### PROMPT:
Your task is to copy the material exactly.

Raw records
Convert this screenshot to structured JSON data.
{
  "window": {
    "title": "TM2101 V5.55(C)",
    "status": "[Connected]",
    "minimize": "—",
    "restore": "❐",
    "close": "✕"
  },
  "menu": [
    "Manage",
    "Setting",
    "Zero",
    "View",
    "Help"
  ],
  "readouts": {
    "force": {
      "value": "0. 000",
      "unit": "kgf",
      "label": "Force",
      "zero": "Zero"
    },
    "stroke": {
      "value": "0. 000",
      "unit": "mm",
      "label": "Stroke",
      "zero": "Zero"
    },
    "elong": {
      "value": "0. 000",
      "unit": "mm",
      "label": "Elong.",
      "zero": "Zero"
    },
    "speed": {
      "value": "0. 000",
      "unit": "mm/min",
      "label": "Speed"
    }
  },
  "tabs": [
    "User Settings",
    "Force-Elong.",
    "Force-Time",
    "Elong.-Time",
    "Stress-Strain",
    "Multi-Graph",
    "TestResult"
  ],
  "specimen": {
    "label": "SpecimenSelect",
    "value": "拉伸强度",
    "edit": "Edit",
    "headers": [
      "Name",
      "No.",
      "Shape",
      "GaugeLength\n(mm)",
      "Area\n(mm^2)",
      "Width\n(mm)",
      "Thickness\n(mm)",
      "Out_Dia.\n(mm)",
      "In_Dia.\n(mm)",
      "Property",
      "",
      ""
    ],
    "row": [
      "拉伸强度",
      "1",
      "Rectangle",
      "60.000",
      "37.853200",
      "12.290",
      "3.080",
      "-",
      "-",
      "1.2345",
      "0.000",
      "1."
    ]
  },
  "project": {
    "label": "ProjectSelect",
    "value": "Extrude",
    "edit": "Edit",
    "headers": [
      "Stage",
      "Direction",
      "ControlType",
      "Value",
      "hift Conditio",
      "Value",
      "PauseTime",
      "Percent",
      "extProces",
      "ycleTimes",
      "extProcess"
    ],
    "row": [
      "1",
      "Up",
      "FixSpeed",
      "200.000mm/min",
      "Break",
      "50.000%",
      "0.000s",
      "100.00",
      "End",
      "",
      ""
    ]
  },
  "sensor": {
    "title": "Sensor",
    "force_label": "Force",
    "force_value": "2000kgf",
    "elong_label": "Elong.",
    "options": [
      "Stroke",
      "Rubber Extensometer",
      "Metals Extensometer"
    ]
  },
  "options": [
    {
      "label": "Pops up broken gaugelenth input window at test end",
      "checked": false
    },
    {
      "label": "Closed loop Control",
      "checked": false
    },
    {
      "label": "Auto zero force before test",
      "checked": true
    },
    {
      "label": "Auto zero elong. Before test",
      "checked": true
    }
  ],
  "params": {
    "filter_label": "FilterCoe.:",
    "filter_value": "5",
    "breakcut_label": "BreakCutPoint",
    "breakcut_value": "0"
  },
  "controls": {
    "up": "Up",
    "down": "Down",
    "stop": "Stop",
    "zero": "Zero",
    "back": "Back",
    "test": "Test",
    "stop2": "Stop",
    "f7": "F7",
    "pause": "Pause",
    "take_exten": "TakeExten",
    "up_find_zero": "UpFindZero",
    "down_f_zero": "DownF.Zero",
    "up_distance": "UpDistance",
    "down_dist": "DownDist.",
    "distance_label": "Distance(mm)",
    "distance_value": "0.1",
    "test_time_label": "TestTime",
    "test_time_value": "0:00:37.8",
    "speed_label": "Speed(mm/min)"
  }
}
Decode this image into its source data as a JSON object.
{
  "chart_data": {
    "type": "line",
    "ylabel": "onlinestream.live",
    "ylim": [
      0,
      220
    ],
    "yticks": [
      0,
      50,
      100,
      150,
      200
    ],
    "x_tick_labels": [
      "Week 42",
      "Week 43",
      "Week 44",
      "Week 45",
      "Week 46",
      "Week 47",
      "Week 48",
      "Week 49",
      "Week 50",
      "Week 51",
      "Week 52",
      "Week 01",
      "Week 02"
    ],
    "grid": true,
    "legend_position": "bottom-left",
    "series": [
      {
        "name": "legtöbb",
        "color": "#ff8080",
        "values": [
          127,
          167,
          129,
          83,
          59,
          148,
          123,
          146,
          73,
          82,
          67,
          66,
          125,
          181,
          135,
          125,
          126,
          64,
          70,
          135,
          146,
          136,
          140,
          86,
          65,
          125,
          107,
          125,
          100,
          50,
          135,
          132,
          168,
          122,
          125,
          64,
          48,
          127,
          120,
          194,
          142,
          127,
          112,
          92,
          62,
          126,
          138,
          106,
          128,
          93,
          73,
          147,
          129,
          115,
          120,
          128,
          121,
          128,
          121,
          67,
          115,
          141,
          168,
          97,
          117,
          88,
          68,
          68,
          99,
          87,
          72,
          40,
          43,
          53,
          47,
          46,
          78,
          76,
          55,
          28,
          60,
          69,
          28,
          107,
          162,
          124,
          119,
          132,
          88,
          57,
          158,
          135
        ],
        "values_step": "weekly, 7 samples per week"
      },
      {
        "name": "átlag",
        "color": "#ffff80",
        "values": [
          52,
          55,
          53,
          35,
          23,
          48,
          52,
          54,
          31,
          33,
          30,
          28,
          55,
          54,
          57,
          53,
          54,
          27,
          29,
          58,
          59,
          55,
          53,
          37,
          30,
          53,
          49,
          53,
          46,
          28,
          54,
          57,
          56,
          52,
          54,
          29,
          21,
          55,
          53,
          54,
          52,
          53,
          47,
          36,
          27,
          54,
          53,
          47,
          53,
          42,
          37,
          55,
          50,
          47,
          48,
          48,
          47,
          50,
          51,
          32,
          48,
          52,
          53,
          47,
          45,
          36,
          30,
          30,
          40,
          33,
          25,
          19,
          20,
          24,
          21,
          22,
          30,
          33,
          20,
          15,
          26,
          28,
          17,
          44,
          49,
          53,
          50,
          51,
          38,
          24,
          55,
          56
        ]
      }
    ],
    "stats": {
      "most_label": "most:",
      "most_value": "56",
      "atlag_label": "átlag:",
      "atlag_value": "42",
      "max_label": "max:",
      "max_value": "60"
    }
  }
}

### SOLUTION BELOW:
Convert this screenshot to structured JSON data.
{
  "window": {
    "title": "TM2101 V5.55(C)",
    "status": "[Connected]",
    "minimize": "—",
    "restore": "❐",
    "close": "✕"
  },
  "menu": [
    "Manage",
    "Setting",
    "Zero",
    "View",
    "Help"
  ],
  "readouts": {
    "force": {
      "value": "0. 000",
      "unit": "kgf",
      "label": "Force",
      "zero": "Zero"
    },
    "stroke": {
      "value": "0. 000",
      "unit": "mm",
      "label": "Stroke",
      "zero": "Zero"
    },
    "elong": {
      "value": "0. 000",
      "unit": "mm",
      "label": "Elong.",
      "zero": "Zero"
    },
    "speed": {
      "value": "0. 000",
      "unit": "mm/min",
      "label": "Speed"
    }
  },
  "tabs": [
    "User Settings",
    "Force-Elong.",
    "Force-Time",
    "Elong.-Time",
    "Stress-Strain",
    "Multi-Graph",
    "TestResult"
  ],
  "specimen": {
    "label": "SpecimenSelect",
    "value": "拉伸强度",
    "edit": "Edit",
    "headers": [
      "Name",
      "No.",
      "Shape",
      "GaugeLength\n(mm)",
      "Area\n(mm^2)",
      "Width\n(mm)",
      "Thickness\n(mm)",
      "Out_Dia.\n(mm)",
      "In_Dia.\n(mm)",
      "Property",
      "",
      ""
    ],
    "row": [
      "拉伸强度",
      "1",
      "Rectangle",
      "60.000",
      "37.853200",
      "12.290",
      "3.080",
      "-",
      "-",
      "1.2345",
      "0.000",
      "1."
    ]
  },
  "project": {
    "label": "ProjectSelect",
    "value": "Extrude",
    "edit": "Edit",
    "headers": [
      "Stage",
      "Direction",
      "ControlType",
      "Value",
      "hift Conditio",
      "Value",
      "PauseTime",
      "Percent",
      "extProces",
      "ycleTimes",
      "extProcess"
    ],
    "row": [
      "1",
      "Up",
      "FixSpeed",
      "200.000mm/min",
      "Break",
      "50.000%",
      "0.000s",
      "100.00",
      "End",
      "",
      ""
    ]
  },
  "sensor": {
    "title": "Sensor",
    "force_label": "Force",
    "force_value": "2000kgf",
    "elong_label": "Elong.",
    "options": [
      "Stroke",
      "Rubber Extensometer",
      "Metals Extensometer"
    ]
  },
  "options": [
    {
      "label": "Pops up broken gaugelenth input window at test end",
      "checked": false
    },
    {
      "label": "Closed loop Control",
      "checked": false
    },
    {
      "label": "Auto zero force before test",
      "checked": true
    },
    {
      "label": "Auto zero elong. Before test",
      "checked": true
    }
  ],
  "params": {
    "filter_label": "FilterCoe.:",
    "filter_value": "5",
    "breakcut_label": "BreakCutPoint",
    "breakcut_value": "0"
  },
  "controls": {
    "up": "Up",
    "down": "Down",
    "stop": "Stop",
    "zero": "Zero",
    "back": "Back",
    "test": "Test",
    "stop2": "Stop",
    "f7": "F7",
    "pause": "Pause",
    "take_exten": "TakeExten",
    "up_find_zero": "UpFindZero",
    "down_f_zero": "DownF.Zero",
    "up_distance": "UpDistance",
    "down_dist": "DownDist.",
    "distance_label": "Distance(mm)",
    "distance_value": "0.1",
    "test_time_label": "TestTime",
    "test_time_value": "0:00:37.8",
    "speed_label": "Speed(mm/min)"
  }
}
Decode this image into its source data as a JSON object.
{
  "chart_data": {
    "type": "line",
    "ylabel": "onlinestream.live",
    "ylim": [
      0,
      220
    ],
    "yticks": [
      0,
      50,
      100,
      150,
      200
    ],
    "x_tick_labels": [
      "Week 42",
      "Week 43",
      "Week 44",
      "Week 45",
      "Week 46",
      "Week 47",
      "Week 48",
      "Week 49",
      "Week 50",
      "Week 51",
      "Week 52",
      "Week 01",
      "Week 02"
    ],
    "grid": true,
    "legend_position": "bottom-left",
    "series": [
      {
        "name": "legtöbb",
        "color": "#ff8080",
        "values": [
          127,
          167,
          129,
          83,
          59,
          148,
          123,
          146,
          73,
          82,
          67,
          66,
          125,
          181,
          135,
          125,
          126,
          64,
          70,
          135,
          146,
          136,
          140,
          86,
          65,
          125,
          107,
          125,
          100,
          50,
          135,
          132,
          168,
          122,
          125,
          64,
          48,
          127,
          120,
          194,
          142,
          127,
          112,
          92,
          62,
          126,
          138,
          106,
          128,
          93,
          73,
          147,
          129,
          115,
          120,
          128,
          121,
          128,
          121,
          67,
          115,
          141,
          168,
          97,
          117,
          88,
          68,
          68,
          99,
          87,
          72,
          40,
          43,
          53,
          47,
          46,
          78,
          76,
          55,
          28,
          60,
          69,
          28,
          107,
          162,
          124,
          119,
          132,
          88,
          57,
          158,
          135
        ],
        "values_step": "weekly, 7 samples per week"
      },
      {
        "name": "átlag",
        "color": "#ffff80",
        "values": [
          52,
          55,
          53,
          35,
          23,
          48,
          52,
          54,
          31,
          33,
          30,
          28,
          55,
          54,
          57,
          53,
          54,
          27,
          29,
          58,
          59,
          55,
          53,
          37,
          30,
          53,
          49,
          53,
          46,
          28,
          54,
          57,
          56,
          52,
          54,
          29,
          21,
          55,
          53,
          54,
          52,
          53,
          47,
          36,
          27,
          54,
          53,
          47,
          53,
          42,
          37,
          55,
          50,
          47,
          48,
          48,
          47,
          50,
          51,
          32,
          48,
          52,
          53,
          47,
          45,
          36,
          30,
          30,
          40,
          33,
          25,
          19,
          20,
          24,
          21,
          22,
          30,
          33,
          20,
          15,
          26,
          28,
          17,
          44,
          49,
          53,
          50,
          51,
          38,
          24,
          55,
          56
        ]
      }
    ],
    "stats": {
      "most_label": "most:",
      "most_value": "56",
      "atlag_label": "átlag:",
      "atlag_value": "42",
      "max_label": "max:",
      "max_value": "60"
    }
  }
}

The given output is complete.